(Job 1): Extract the stretch of the orchard page from "- White Cabbage" through "seasoning as reqired.".
(Job 2): List the plants that the orchard page tells readers to look out for in the wild flower meadows.

(Selected text):
* begin *
If you have a few spare minutes please call into the orchard to enjoy the glorious wild flower meadows. There are carpets of colour all around the trees to be enjoyed. Look out for yellow rattle, clovers, buttercups, vetches, plantains and grasses.
Category: Orchard
Spring Time
Early signs of Spring!
What to do with winter vegetables
We often have shared meals after our events. Everyone contributes to these meals and we have some amazing food. Sue’s Greek Winter Salad was a favourite and she went home with an empty bowl. Sue has very kindly shared her recipe with us.
Greek Winter Salad
The quantities are not crucial to this recipe add more, reduce, or omit at will.
- White Cabbage
- Red Cabbage
- Walnuts and or pistacchios
- Endive
- Rocket
- Raisins
- Whole Orange
- Fresh or Dried Strawberries
- Dried Cranberries
- Mixed Seeds
- 2tbsgood quality Balsamic vinegar
- 2tbs good quality Olive oil
- Seasoning to taste
Shread the cabbage as if for coleslaw, half the orange and scoop out the flesh. Add to the cabbage along with any remaining juice. Roughly chop the walnuts and add along with pistachios if using. Add the raisins, strawberries, cranberries and mixed seeds. Next add the rocket and endive to add to colour balance. Mix well. I find it easier to mix with clean hands at this stage. Finally drizzle over the balsamic vinegar and olive oil and mix well. Taste and adjust seasoning as reqired.
I find this salad keeps well for a couple of days if kept in a sealed container in the fridge.
Wassailing January 2019
Once again Orchard members, Allotment holders and family and friends gathered at the orchard an a dry but chilly Saturday in January to ‘wake up the trees’.
Wassailing is an ancient tradition revived during the nineteenth centuary. The trees are beaten with sticks and, along with shouting, noise making and singing, this is supposed to wake up the trees after their winter sleep. Bread dipped in cider is left in the branches and cider is poured on the roots to encourage the trees to produce a good crop of apples in the coming year.
* end *
Records contained in a dataset:
* begin *
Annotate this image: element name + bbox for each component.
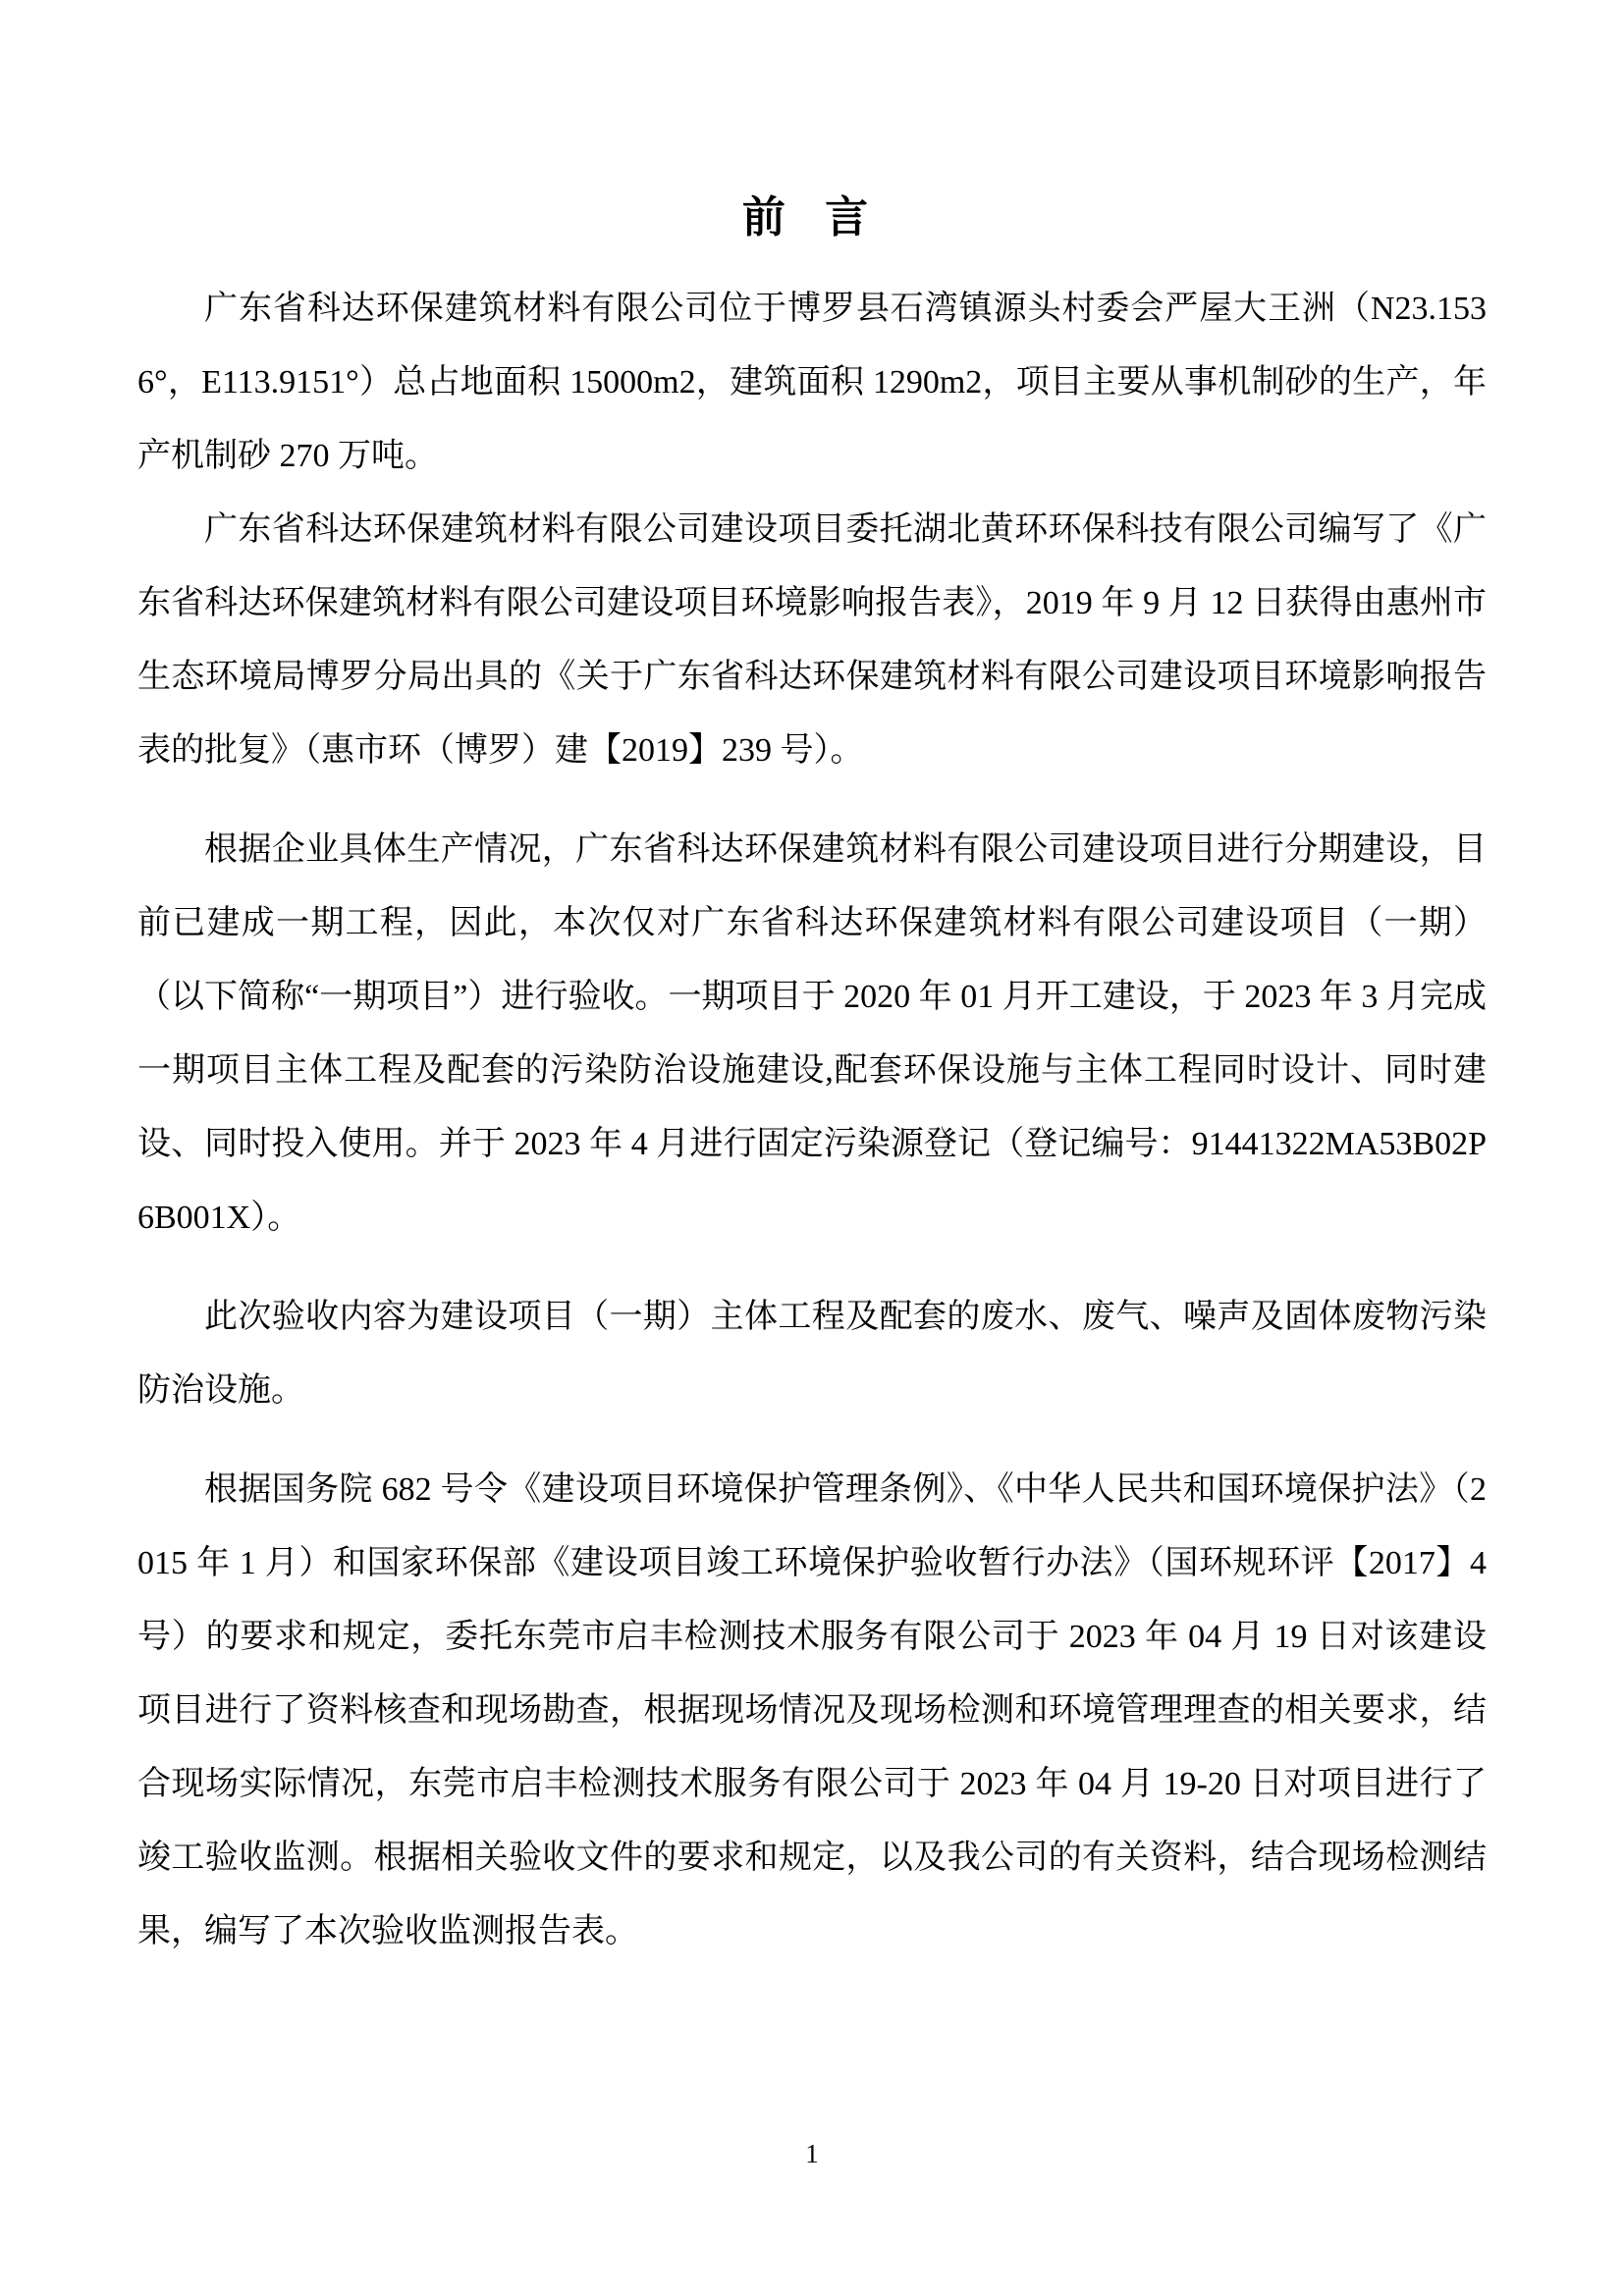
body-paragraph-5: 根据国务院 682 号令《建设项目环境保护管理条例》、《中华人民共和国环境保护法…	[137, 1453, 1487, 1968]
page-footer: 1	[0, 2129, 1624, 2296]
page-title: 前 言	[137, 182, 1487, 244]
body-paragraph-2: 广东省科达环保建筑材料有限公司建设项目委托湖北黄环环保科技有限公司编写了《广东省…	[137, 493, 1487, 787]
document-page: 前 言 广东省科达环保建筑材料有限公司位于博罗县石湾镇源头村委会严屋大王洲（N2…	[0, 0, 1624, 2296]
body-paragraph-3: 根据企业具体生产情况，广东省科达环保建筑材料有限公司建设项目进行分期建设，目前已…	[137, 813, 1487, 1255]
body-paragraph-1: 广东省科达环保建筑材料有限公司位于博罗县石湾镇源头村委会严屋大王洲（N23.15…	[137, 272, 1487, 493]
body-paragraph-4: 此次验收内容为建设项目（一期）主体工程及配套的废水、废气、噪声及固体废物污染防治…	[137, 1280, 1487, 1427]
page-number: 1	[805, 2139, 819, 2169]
* end *
(Task answer 1):
- White Cabbage
- Red Cabbage
- Walnuts and or pistacchios
- Endive
- Rocket
- Raisins
- Whole Orange
- Fresh or Dried Strawberries
- Dried Cranberries
- Mixed Seeds
- 2tbsgood quality Balsamic vinegar
- 2tbs good quality Olive oil
- Seasoning to taste
Shread the cabbage as if for coleslaw, half the orange and scoop out the flesh. Add to the cabbage along with any remaining juice. Roughly chop the walnuts and add along with pistachios if using. Add the raisins, strawberries, cranberries and mixed seeds. Next add the rocket and endive to add to colour balance. Mix well. I find it easier to mix with clean hands at this stage. Finally drizzle over the balsamic vinegar and olive oil and mix well. Taste and adjust seasoning as reqired.

(Task answer 2):
- Yellow rattle
- Clovers
- Buttercups
- Vetches
- Plantains
- Grasses